* _Written task_
All of the records below need to be copied exactly.

* _Provided records_

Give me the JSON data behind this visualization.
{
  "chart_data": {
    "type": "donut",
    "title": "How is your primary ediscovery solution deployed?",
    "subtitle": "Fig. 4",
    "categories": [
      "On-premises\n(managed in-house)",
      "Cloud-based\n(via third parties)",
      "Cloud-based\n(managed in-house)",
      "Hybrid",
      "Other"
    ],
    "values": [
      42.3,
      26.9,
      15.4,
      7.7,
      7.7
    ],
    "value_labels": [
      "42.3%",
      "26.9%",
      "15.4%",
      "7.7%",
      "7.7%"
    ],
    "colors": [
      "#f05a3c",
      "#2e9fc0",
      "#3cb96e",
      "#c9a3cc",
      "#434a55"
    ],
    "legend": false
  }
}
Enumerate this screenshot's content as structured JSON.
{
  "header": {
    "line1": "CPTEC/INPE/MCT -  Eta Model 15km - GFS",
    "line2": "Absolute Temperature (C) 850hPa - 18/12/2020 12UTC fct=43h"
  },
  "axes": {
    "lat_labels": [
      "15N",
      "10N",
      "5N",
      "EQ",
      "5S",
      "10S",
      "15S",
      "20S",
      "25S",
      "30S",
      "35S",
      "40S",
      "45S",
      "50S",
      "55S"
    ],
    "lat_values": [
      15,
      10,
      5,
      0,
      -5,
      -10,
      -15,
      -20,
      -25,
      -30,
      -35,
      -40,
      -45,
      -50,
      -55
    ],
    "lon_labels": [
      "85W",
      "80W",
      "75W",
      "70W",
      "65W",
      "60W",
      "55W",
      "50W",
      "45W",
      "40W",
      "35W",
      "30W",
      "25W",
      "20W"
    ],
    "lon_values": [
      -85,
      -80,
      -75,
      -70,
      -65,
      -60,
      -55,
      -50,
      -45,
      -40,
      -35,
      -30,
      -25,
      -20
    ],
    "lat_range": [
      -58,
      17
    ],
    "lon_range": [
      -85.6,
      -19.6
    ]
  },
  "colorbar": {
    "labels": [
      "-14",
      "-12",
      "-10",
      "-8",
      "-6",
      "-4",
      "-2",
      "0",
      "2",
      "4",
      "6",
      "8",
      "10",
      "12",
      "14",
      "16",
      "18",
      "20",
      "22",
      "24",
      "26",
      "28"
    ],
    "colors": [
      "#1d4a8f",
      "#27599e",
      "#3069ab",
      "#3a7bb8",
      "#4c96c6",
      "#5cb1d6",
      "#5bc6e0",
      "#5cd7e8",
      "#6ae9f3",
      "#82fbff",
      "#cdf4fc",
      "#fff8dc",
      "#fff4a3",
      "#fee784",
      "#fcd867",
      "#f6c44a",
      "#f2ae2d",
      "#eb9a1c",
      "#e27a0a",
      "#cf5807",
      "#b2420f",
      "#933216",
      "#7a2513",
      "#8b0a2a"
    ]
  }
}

* _The result_
Give me the JSON data behind this visualization.
{
  "chart_data": {
    "type": "donut",
    "title": "How is your primary ediscovery solution deployed?",
    "subtitle": "Fig. 4",
    "categories": [
      "On-premises\n(managed in-house)",
      "Cloud-based\n(via third parties)",
      "Cloud-based\n(managed in-house)",
      "Hybrid",
      "Other"
    ],
    "values": [
      42.3,
      26.9,
      15.4,
      7.7,
      7.7
    ],
    "value_labels": [
      "42.3%",
      "26.9%",
      "15.4%",
      "7.7%",
      "7.7%"
    ],
    "colors": [
      "#f05a3c",
      "#2e9fc0",
      "#3cb96e",
      "#c9a3cc",
      "#434a55"
    ],
    "legend": false
  }
}
Enumerate this screenshot's content as structured JSON.
{
  "header": {
    "line1": "CPTEC/INPE/MCT -  Eta Model 15km - GFS",
    "line2": "Absolute Temperature (C) 850hPa - 18/12/2020 12UTC fct=43h"
  },
  "axes": {
    "lat_labels": [
      "15N",
      "10N",
      "5N",
      "EQ",
      "5S",
      "10S",
      "15S",
      "20S",
      "25S",
      "30S",
      "35S",
      "40S",
      "45S",
      "50S",
      "55S"
    ],
    "lat_values": [
      15,
      10,
      5,
      0,
      -5,
      -10,
      -15,
      -20,
      -25,
      -30,
      -35,
      -40,
      -45,
      -50,
      -55
    ],
    "lon_labels": [
      "85W",
      "80W",
      "75W",
      "70W",
      "65W",
      "60W",
      "55W",
      "50W",
      "45W",
      "40W",
      "35W",
      "30W",
      "25W",
      "20W"
    ],
    "lon_values": [
      -85,
      -80,
      -75,
      -70,
      -65,
      -60,
      -55,
      -50,
      -45,
      -40,
      -35,
      -30,
      -25,
      -20
    ],
    "lat_range": [
      -58,
      17
    ],
    "lon_range": [
      -85.6,
      -19.6
    ]
  },
  "colorbar": {
    "labels": [
      "-14",
      "-12",
      "-10",
      "-8",
      "-6",
      "-4",
      "-2",
      "0",
      "2",
      "4",
      "6",
      "8",
      "10",
      "12",
      "14",
      "16",
      "18",
      "20",
      "22",
      "24",
      "26",
      "28"
    ],
    "colors": [
      "#1d4a8f",
      "#27599e",
      "#3069ab",
      "#3a7bb8",
      "#4c96c6",
      "#5cb1d6",
      "#5bc6e0",
      "#5cd7e8",
      "#6ae9f3",
      "#82fbff",
      "#cdf4fc",
      "#fff8dc",
      "#fff4a3",
      "#fee784",
      "#fcd867",
      "#f6c44a",
      "#f2ae2d",
      "#eb9a1c",
      "#e27a0a",
      "#cf5807",
      "#b2420f",
      "#933216",
      "#7a2513",
      "#8b0a2a"
    ]
  }
}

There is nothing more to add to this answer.